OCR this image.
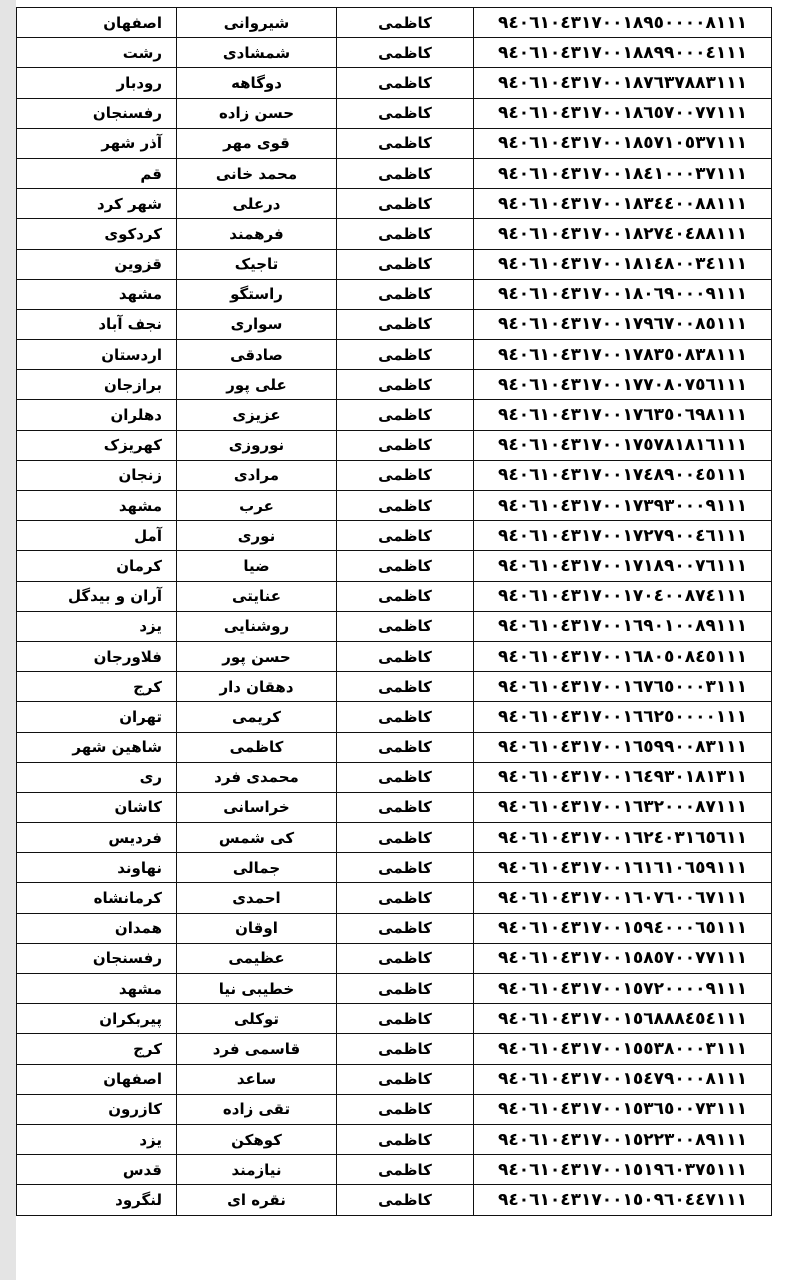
۹٤۰٦۱۰٤۳۱۷۰۰۱۸۹٥۰۰۰۰۸۱۱۱	کاظمی	شیروانی	اصفهان
۹٤۰٦۱۰٤۳۱۷۰۰۱۸۸۹۹۰۰۰٤۱۱۱	کاظمی	شمشادی	رشت
۹٤۰٦۱۰٤۳۱۷۰۰۱۸۷٦۳۷۸۸۳۱۱۱	کاظمی	دوگاهه	رودبار
۹٤۰٦۱۰٤۳۱۷۰۰۱۸٦٥۷۰۰۷۷۱۱۱	کاظمی	حسن زاده	رفسنجان
۹٤۰٦۱۰٤۳۱۷۰۰۱۸٥۷۱۰٥۳۷۱۱۱	کاظمی	قوی مهر	آذر شهر
۹٤۰٦۱۰٤۳۱۷۰۰۱۸٤۱۰۰۰۳۷۱۱۱	کاظمی	محمد خانی	قم
۹٤۰٦۱۰٤۳۱۷۰۰۱۸۳٤٤۰۰۸۸۱۱۱	کاظمی	درعلی	شهر کرد
۹٤۰٦۱۰٤۳۱۷۰۰۱۸۲۷٤۰٤۸۸۱۱۱	کاظمی	فرهمند	کردکوی
۹٤۰٦۱۰٤۳۱۷۰۰۱۸۱٤۸۰۰۳٤۱۱۱	کاظمی	تاجیک	قزوین
۹٤۰٦۱۰٤۳۱۷۰۰۱۸۰٦۹۰۰۰۹۱۱۱	کاظمی	راستگو	مشهد
۹٤۰٦۱۰٤۳۱۷۰۰۱۷۹٦۷۰۰۸٥۱۱۱	کاظمی	سواری	نجف آباد
۹٤۰٦۱۰٤۳۱۷۰۰۱۷۸۳٥۰۸۳۸۱۱۱	کاظمی	صادقی	اردستان
۹٤۰٦۱۰٤۳۱۷۰۰۱۷۷۰۸۰۷٥٦۱۱۱	کاظمی	علی پور	برازجان
۹٤۰٦۱۰٤۳۱۷۰۰۱۷٦۳٥۰٦۹۸۱۱۱	کاظمی	عزیزی	دهلران
۹٤۰٦۱۰٤۳۱۷۰۰۱۷٥۷۸۱۸۱٦۱۱۱	کاظمی	نوروزی	کهریزک
۹٤۰٦۱۰٤۳۱۷۰۰۱۷٤۸۹۰۰٤٥۱۱۱	کاظمی	مرادی	زنجان
۹٤۰٦۱۰٤۳۱۷۰۰۱۷۳۹۳۰۰۰۹۱۱۱	کاظمی	عرب	مشهد
۹٤۰٦۱۰٤۳۱۷۰۰۱۷۲۷۹۰۰٤٦۱۱۱	کاظمی	نوری	آمل
۹٤۰٦۱۰٤۳۱۷۰۰۱۷۱۸۹۰۰۷٦۱۱۱	کاظمی	ضیا	کرمان
۹٤۰٦۱۰٤۳۱۷۰۰۱۷۰٤۰۰۸۷٤۱۱۱	کاظمی	عنایتی	آران و بیدگل
۹٤۰٦۱۰٤۳۱۷۰۰۱٦۹۰۱۰۰۸۹۱۱۱	کاظمی	روشنایی	یزد
۹٤۰٦۱۰٤۳۱۷۰۰۱٦۸۰٥۰۸٤٥۱۱۱	کاظمی	حسن پور	فلاورجان
۹٤۰٦۱۰٤۳۱۷۰۰۱٦۷٦٥۰۰۰۳۱۱۱	کاظمی	دهقان دار	کرج
۹٤۰٦۱۰٤۳۱۷۰۰۱٦٦۲٥۰۰۰۰۱۱۱	کاظمی	کریمی	تهران
۹٤۰٦۱۰٤۳۱۷۰۰۱٦٥۹۹۰۰۸۳۱۱۱	کاظمی	کاظمی	شاهین شهر
۹٤۰٦۱۰٤۳۱۷۰۰۱٦٤۹۳۰۱۸۱۳۱۱	کاظمی	محمدی فرد	ری
۹٤۰٦۱۰٤۳۱۷۰۰۱٦۳۲۰۰۰۸۷۱۱۱	کاظمی	خراسانی	کاشان
۹٤۰٦۱۰٤۳۱۷۰۰۱٦۲٤۰۳۱٦٥٦۱۱	کاظمی	کی شمس	فردیس
۹٤۰٦۱۰٤۳۱۷۰۰۱٦۱٦۱۰٦٥۹۱۱۱	کاظمی	جمالی	نهاوند
۹٤۰٦۱۰٤۳۱۷۰۰۱٦۰۷٦۰۰٦۷۱۱۱	کاظمی	احمدی	کرمانشاه
۹٤۰٦۱۰٤۳۱۷۰۰۱٥۹٤۰۰۰٦٥۱۱۱	کاظمی	اوقان	همدان
۹٤۰٦۱۰٤۳۱۷۰۰۱٥۸٥۷۰۰۷۷۱۱۱	کاظمی	عظیمی	رفسنجان
۹٤۰٦۱۰٤۳۱۷۰۰۱٥۷۲۰۰۰۰۹۱۱۱	کاظمی	خطیبی نیا	مشهد
۹٤۰٦۱۰٤۳۱۷۰۰۱٥٦۸۸۸٤٥٤۱۱۱	کاظمی	توکلی	پیربکران
۹٤۰٦۱۰٤۳۱۷۰۰۱٥٥۳۸۰۰۰۳۱۱۱	کاظمی	قاسمی فرد	کرج
۹٤۰٦۱۰٤۳۱۷۰۰۱٥٤۷۹۰۰۰۸۱۱۱	کاظمی	ساعد	اصفهان
۹٤۰٦۱۰٤۳۱۷۰۰۱٥۳٦٥۰۰۷۳۱۱۱	کاظمی	تقی زاده	کازرون
۹٤۰٦۱۰٤۳۱۷۰۰۱٥۲۲۳۰۰۸۹۱۱۱	کاظمی	کوهکن	یزد
۹٤۰٦۱۰٤۳۱۷۰۰۱٥۱۹٦۰۳۷٥۱۱۱	کاظمی	نیازمند	قدس
۹٤۰٦۱۰٤۳۱۷۰۰۱٥۰۹٦۰٤٤۷۱۱۱	کاظمی	نقره ای	لنگرود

______________________________

Every line above should be returned word for word, with the pictures left behind.

> _Result of the task_:
OCR this image.
۹٤۰٦۱۰٤۳۱۷۰۰۱۸۹٥۰۰۰۰۸۱۱۱	کاظمی	شیروانی	اصفهان
۹٤۰٦۱۰٤۳۱۷۰۰۱۸۸۹۹۰۰۰٤۱۱۱	کاظمی	شمشادی	رشت
۹٤۰٦۱۰٤۳۱۷۰۰۱۸۷٦۳۷۸۸۳۱۱۱	کاظمی	دوگاهه	رودبار
۹٤۰٦۱۰٤۳۱۷۰۰۱۸٦٥۷۰۰۷۷۱۱۱	کاظمی	حسن زاده	رفسنجان
۹٤۰٦۱۰٤۳۱۷۰۰۱۸٥۷۱۰٥۳۷۱۱۱	کاظمی	قوی مهر	آذر شهر
۹٤۰٦۱۰٤۳۱۷۰۰۱۸٤۱۰۰۰۳۷۱۱۱	کاظمی	محمد خانی	قم
۹٤۰٦۱۰٤۳۱۷۰۰۱۸۳٤٤۰۰۸۸۱۱۱	کاظمی	درعلی	شهر کرد
۹٤۰٦۱۰٤۳۱۷۰۰۱۸۲۷٤۰٤۸۸۱۱۱	کاظمی	فرهمند	کردکوی
۹٤۰٦۱۰٤۳۱۷۰۰۱۸۱٤۸۰۰۳٤۱۱۱	کاظمی	تاجیک	قزوین
۹٤۰٦۱۰٤۳۱۷۰۰۱۸۰٦۹۰۰۰۹۱۱۱	کاظمی	راستگو	مشهد
۹٤۰٦۱۰٤۳۱۷۰۰۱۷۹٦۷۰۰۸٥۱۱۱	کاظمی	سواری	نجف آباد
۹٤۰٦۱۰٤۳۱۷۰۰۱۷۸۳٥۰۸۳۸۱۱۱	کاظمی	صادقی	اردستان
۹٤۰٦۱۰٤۳۱۷۰۰۱۷۷۰۸۰۷٥٦۱۱۱	کاظمی	علی پور	برازجان
۹٤۰٦۱۰٤۳۱۷۰۰۱۷٦۳٥۰٦۹۸۱۱۱	کاظمی	عزیزی	دهلران
۹٤۰٦۱۰٤۳۱۷۰۰۱۷٥۷۸۱۸۱٦۱۱۱	کاظمی	نوروزی	کهریزک
۹٤۰٦۱۰٤۳۱۷۰۰۱۷٤۸۹۰۰٤٥۱۱۱	کاظمی	مرادی	زنجان
۹٤۰٦۱۰٤۳۱۷۰۰۱۷۳۹۳۰۰۰۹۱۱۱	کاظمی	عرب	مشهد
۹٤۰٦۱۰٤۳۱۷۰۰۱۷۲۷۹۰۰٤٦۱۱۱	کاظمی	نوری	آمل
۹٤۰٦۱۰٤۳۱۷۰۰۱۷۱۸۹۰۰۷٦۱۱۱	کاظمی	ضیا	کرمان
۹٤۰٦۱۰٤۳۱۷۰۰۱۷۰٤۰۰۸۷٤۱۱۱	کاظمی	عنایتی	آران و بیدگل
۹٤۰٦۱۰٤۳۱۷۰۰۱٦۹۰۱۰۰۸۹۱۱۱	کاظمی	روشنایی	یزد
۹٤۰٦۱۰٤۳۱۷۰۰۱٦۸۰٥۰۸٤٥۱۱۱	کاظمی	حسن پور	فلاورجان
۹٤۰٦۱۰٤۳۱۷۰۰۱٦۷٦٥۰۰۰۳۱۱۱	کاظمی	دهقان دار	کرج
۹٤۰٦۱۰٤۳۱۷۰۰۱٦٦۲٥۰۰۰۰۱۱۱	کاظمی	کریمی	تهران
۹٤۰٦۱۰٤۳۱۷۰۰۱٦٥۹۹۰۰۸۳۱۱۱	کاظمی	کاظمی	شاهین شهر
۹٤۰٦۱۰٤۳۱۷۰۰۱٦٤۹۳۰۱۸۱۳۱۱	کاظمی	محمدی فرد	ری
۹٤۰٦۱۰٤۳۱۷۰۰۱٦۳۲۰۰۰۸۷۱۱۱	کاظمی	خراسانی	کاشان
۹٤۰٦۱۰٤۳۱۷۰۰۱٦۲٤۰۳۱٦٥٦۱۱	کاظمی	کی شمس	فردیس
۹٤۰٦۱۰٤۳۱۷۰۰۱٦۱٦۱۰٦٥۹۱۱۱	کاظمی	جمالی	نهاوند
۹٤۰٦۱۰٤۳۱۷۰۰۱٦۰۷٦۰۰٦۷۱۱۱	کاظمی	احمدی	کرمانشاه
۹٤۰٦۱۰٤۳۱۷۰۰۱٥۹٤۰۰۰٦٥۱۱۱	کاظمی	اوقان	همدان
۹٤۰٦۱۰٤۳۱۷۰۰۱٥۸٥۷۰۰۷۷۱۱۱	کاظمی	عظیمی	رفسنجان
۹٤۰٦۱۰٤۳۱۷۰۰۱٥۷۲۰۰۰۰۹۱۱۱	کاظمی	خطیبی نیا	مشهد
۹٤۰٦۱۰٤۳۱۷۰۰۱٥٦۸۸۸٤٥٤۱۱۱	کاظمی	توکلی	پیربکران
۹٤۰٦۱۰٤۳۱۷۰۰۱٥٥۳۸۰۰۰۳۱۱۱	کاظمی	قاسمی فرد	کرج
۹٤۰٦۱۰٤۳۱۷۰۰۱٥٤۷۹۰۰۰۸۱۱۱	کاظمی	ساعد	اصفهان
۹٤۰٦۱۰٤۳۱۷۰۰۱٥۳٦٥۰۰۷۳۱۱۱	کاظمی	تقی زاده	کازرون
۹٤۰٦۱۰٤۳۱۷۰۰۱٥۲۲۳۰۰۸۹۱۱۱	کاظمی	کوهکن	یزد
۹٤۰٦۱۰٤۳۱۷۰۰۱٥۱۹٦۰۳۷٥۱۱۱	کاظمی	نیازمند	قدس
۹٤۰٦۱۰٤۳۱۷۰۰۱٥۰۹٦۰٤٤۷۱۱۱	کاظمی	نقره ای	لنگرود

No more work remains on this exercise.